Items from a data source
———
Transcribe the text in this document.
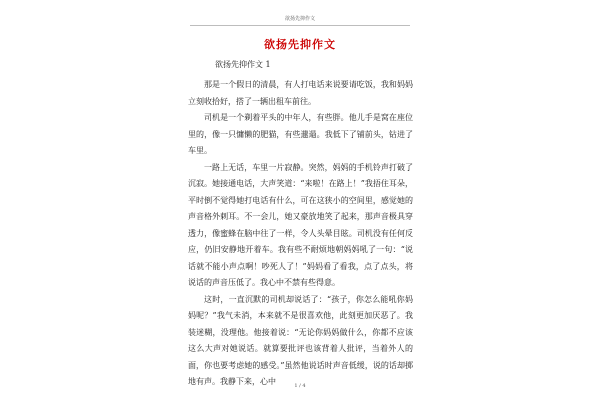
欲扬先抑作文
欲扬先抑作文
欲扬先抑作文 1

那是一个假日的清晨，有人打电话来说要请吃饭，我和妈妈立刻收拾好，搭了一辆出租车前往。

司机是一个剃着平头的中年人，有些胖。他儿手是窝在座位里的，像一只慵懒的肥猫，有些邋遢。我低下了铺前头，钻进了车里。

一路上无话，车里一片寂静。突然，妈妈的手机铃声打破了沉寂。她接通电话，大声笑道：“来啦！在路上！”我捂住耳朵，平时倒不觉得她打电话有什么，可在这狭小的空间里，感觉她的声音格外刺耳。不一会儿，她又豪放地笑了起来，那声音极具穿透力，像蜜蜂在脑中往了一样，令人头晕目眩。司机没有任何反应，仍旧安静地开着车。我有些不耐烦地朝妈妈吼了一句：“说话就不能小声点啊！吵死人了！”妈妈看了看我，点了点头，将说话的声音压低了。我心中不禁有些得意。

这时，一直沉默的司机却说话了：“孩子，你怎么能吼你妈妈呢？”我气未消，本来就不是很喜欢他，此刻更加厌恶了。我装迷糊，没理他。他接着说：“无论你妈妈做什么，你都不应该这么大声对她说话。就算要批评也该背着人批评，当着外人的面，你也要考虑她的感受。”虽然他说话时声音低缓，说的话却掷地有声。我静下来，心中	1 / 4
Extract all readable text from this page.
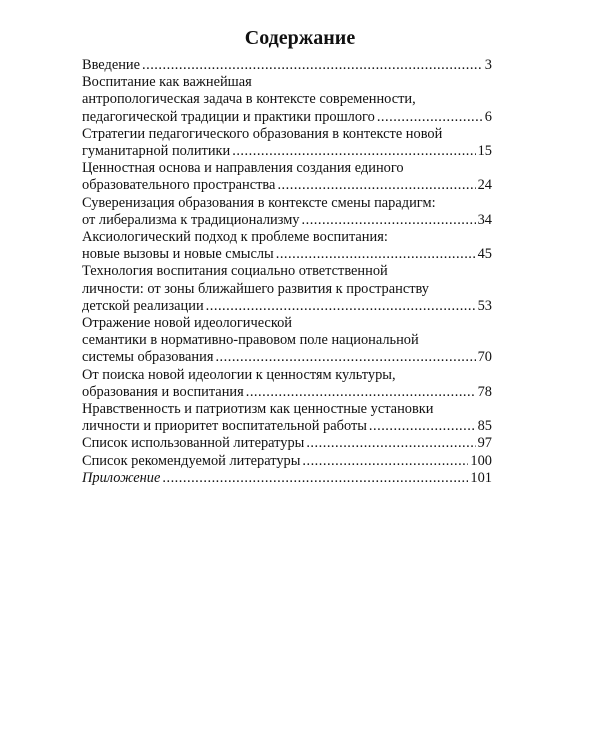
Содержание
Введение .....	3
Воспитание как важнейшая
антропологическая задача в контексте современности,
педагогической традиции и практики прошлого .....	6
Стратегии педагогического образования в контексте новой
гуманитарной политики .....	15
Ценностная основа и направления создания единого
образовательного пространства .....	24
Суверенизация образования в контексте смены парадигм:
от либерализма к традиционализму .....	34
Аксиологический подход к проблеме воспитания:
новые вызовы и новые смыслы .....	45
Технология воспитания социально ответственной
личности: от зоны ближайшего развития к пространству
детской реализации .....	53
Отражение новой идеологической
семантики в нормативно-правовом поле национальной
системы образования .....	70
От поиска новой идеологии к ценностям культуры,
образования и воспитания .....	78
Нравственность и патриотизм как ценностные установки
личности и приоритет воспитательной работы .....	85
Список использованной литературы .....	97
Список рекомендуемой литературы .....	100
Приложение .....	101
———
Skip the pictures; extract only the lines from the line with "Extract all readable text from this page." through the final line of the material, exactly as they appear.

> _Response_:
Extract all readable text from this page.
Содержание
Введение .....	3
Воспитание как важнейшая
антропологическая задача в контексте современности,
педагогической традиции и практики прошлого .....	6
Стратегии педагогического образования в контексте новой
гуманитарной политики .....	15
Ценностная основа и направления создания единого
образовательного пространства .....	24
Суверенизация образования в контексте смены парадигм:
от либерализма к традиционализму .....	34
Аксиологический подход к проблеме воспитания:
новые вызовы и новые смыслы .....	45
Технология воспитания социально ответственной
личности: от зоны ближайшего развития к пространству
детской реализации .....	53
Отражение новой идеологической
семантики в нормативно-правовом поле национальной
системы образования .....	70
От поиска новой идеологии к ценностям культуры,
образования и воспитания .....	78
Нравственность и патриотизм как ценностные установки
личности и приоритет воспитательной работы .....	85
Список использованной литературы .....	97
Список рекомендуемой литературы .....	100
Приложение .....	101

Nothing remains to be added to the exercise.